### Collected data
_ _ _ _
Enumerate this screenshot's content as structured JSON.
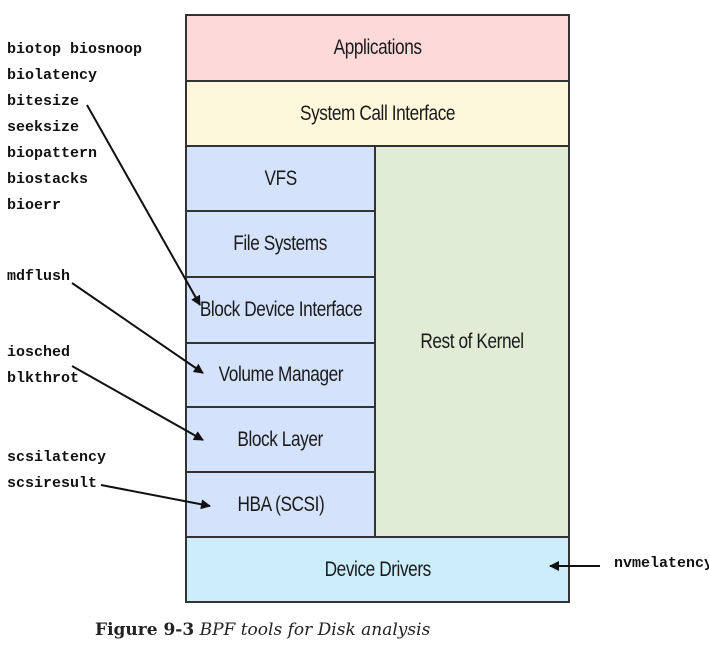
{
  "diagram": {
    "layers": {
      "applications": "Applications",
      "syscall": "System Call Interface",
      "vfs": "VFS",
      "filesystems": "File Systems",
      "block_device_interface": "Block Device Interface",
      "volume_manager": "Volume Manager",
      "block_layer": "Block Layer",
      "hba": "HBA (SCSI)",
      "rest_of_kernel": "Rest of Kernel",
      "device_drivers": "Device Drivers"
    },
    "colors": {
      "applications": "#fdd9d9",
      "syscall": "#fdf8dc",
      "storage_stack": "#d4e2fb",
      "rest_of_kernel": "#e0ecd6",
      "device_drivers": "#ccedfb"
    },
    "tool_groups": {
      "block_device": "biotop biosnoop\nbiolatency\nbitesize\nseeksize\nbiopattern\nbiostacks\nbioerr",
      "volume_manager": "mdflush",
      "block_layer": "iosched\nblkthrot",
      "hba": "scsilatency\nscsiresult",
      "device_drivers": "nvmelatency"
    }
  },
  "caption": {
    "label": "Figure 9-3",
    "text": "BPF tools for Disk analysis"
  }
}
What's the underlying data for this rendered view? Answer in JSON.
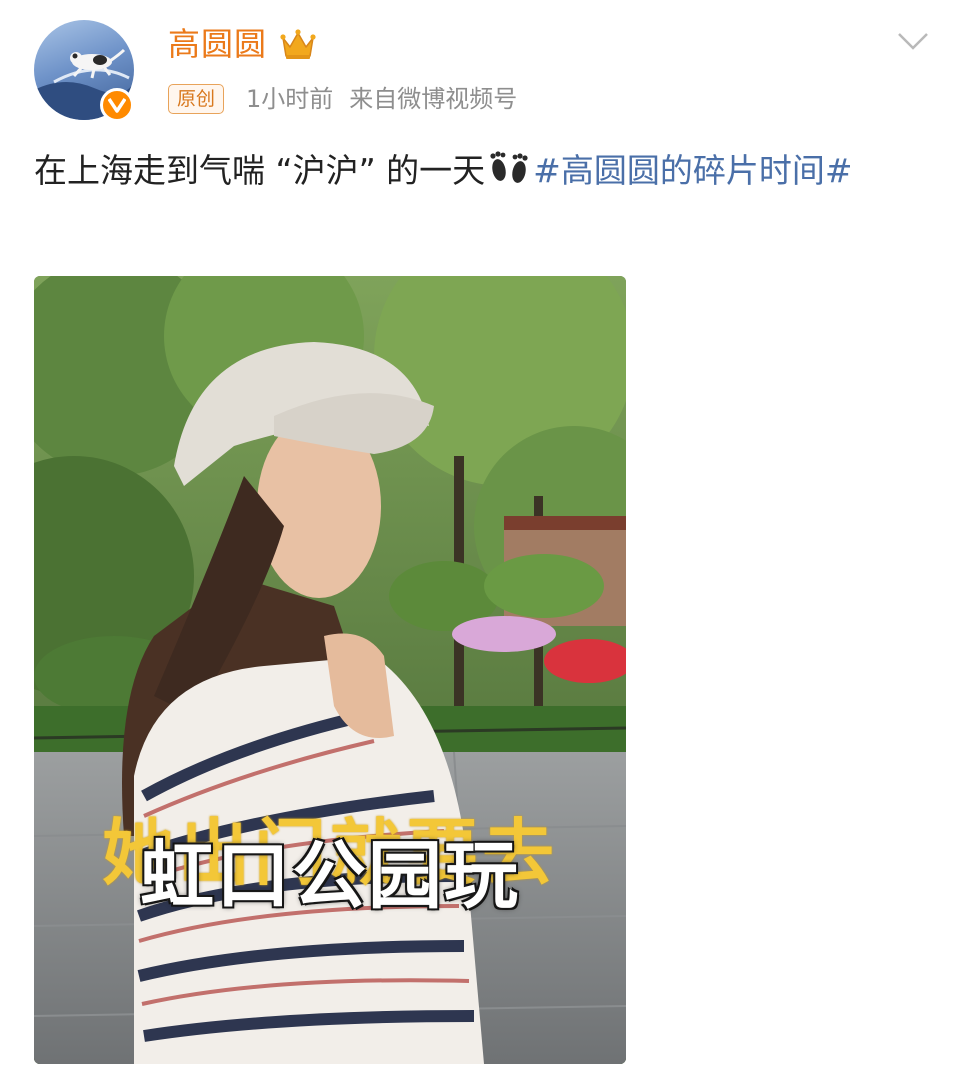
{
  "author": {
    "name": "高圆圆",
    "original_badge": "原创",
    "time": "1小时前",
    "source": "来自微博视频号",
    "icons": [
      "avatar",
      "verified-badge-icon",
      "crown-icon",
      "chevron-down-icon"
    ],
    "colors": {
      "name": "#eb7a1a",
      "badge": "#ff8a00"
    }
  },
  "post": {
    "text": "在上海走到气喘 “沪沪” 的一天",
    "emoji": "footprints-icon",
    "hashtag": "#高圆圆的碎片时间#",
    "hashtag_color": "#4a6fa8"
  },
  "media": {
    "type": "video-thumbnail",
    "caption_back": "她出门就要去",
    "caption_front": "虹口公园玩"
  }
}
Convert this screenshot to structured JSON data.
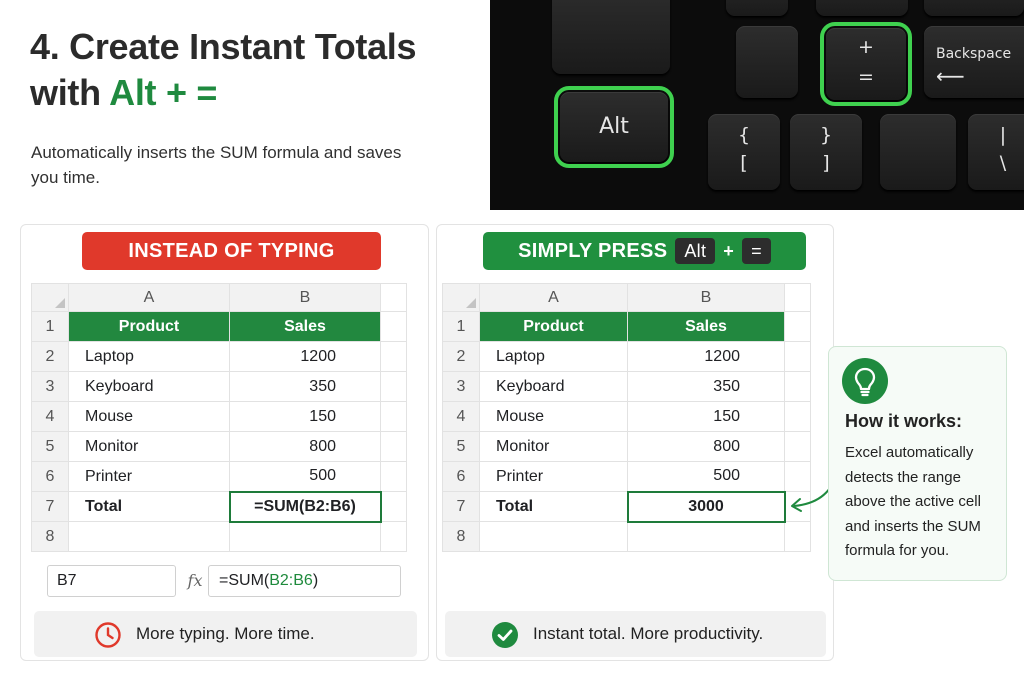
_ _ _ _
### What is being asked
All of the material above should be reproduced exactly, except the pictures.

### Written solution
Enumerate this screenshot's content as structured JSON.
{
  "diagram": {
    "layers": {
      "applications": "Applications",
      "syscall": "System Call Interface",
      "vfs": "VFS",
      "filesystems": "File Systems",
      "block_device_interface": "Block Device Interface",
      "volume_manager": "Volume Manager",
      "block_layer": "Block Layer",
      "hba": "HBA (SCSI)",
      "rest_of_kernel": "Rest of Kernel",
      "device_drivers": "Device Drivers"
    },
    "colors": {
      "applications": "#fdd9d9",
      "syscall": "#fdf8dc",
      "storage_stack": "#d4e2fb",
      "rest_of_kernel": "#e0ecd6",
      "device_drivers": "#ccedfb"
    },
    "tool_groups": {
      "block_device": "biotop biosnoop\nbiolatency\nbitesize\nseeksize\nbiopattern\nbiostacks\nbioerr",
      "volume_manager": "mdflush",
      "block_layer": "iosched\nblkthrot",
      "hba": "scsilatency\nscsiresult",
      "device_drivers": "nvmelatency"
    }
  },
  "caption": {
    "label": "Figure 9-3",
    "text": "BPF tools for Disk analysis"
  }
}
What's the underlying data for this rendered view? Answer in JSON.
{
  "author": {
    "name": "高圆圆",
    "original_badge": "原创",
    "time": "1小时前",
    "source": "来自微博视频号",
    "icons": [
      "avatar",
      "verified-badge-icon",
      "crown-icon",
      "chevron-down-icon"
    ],
    "colors": {
      "name": "#eb7a1a",
      "badge": "#ff8a00"
    }
  },
  "post": {
    "text": "在上海走到气喘 “沪沪” 的一天",
    "emoji": "footprints-icon",
    "hashtag": "#高圆圆的碎片时间#",
    "hashtag_color": "#4a6fa8"
  },
  "media": {
    "type": "video-thumbnail",
    "caption_back": "她出门就要去",
    "caption_front": "虹口公园玩"
  }
}
Convert this screenshot to structured JSON data.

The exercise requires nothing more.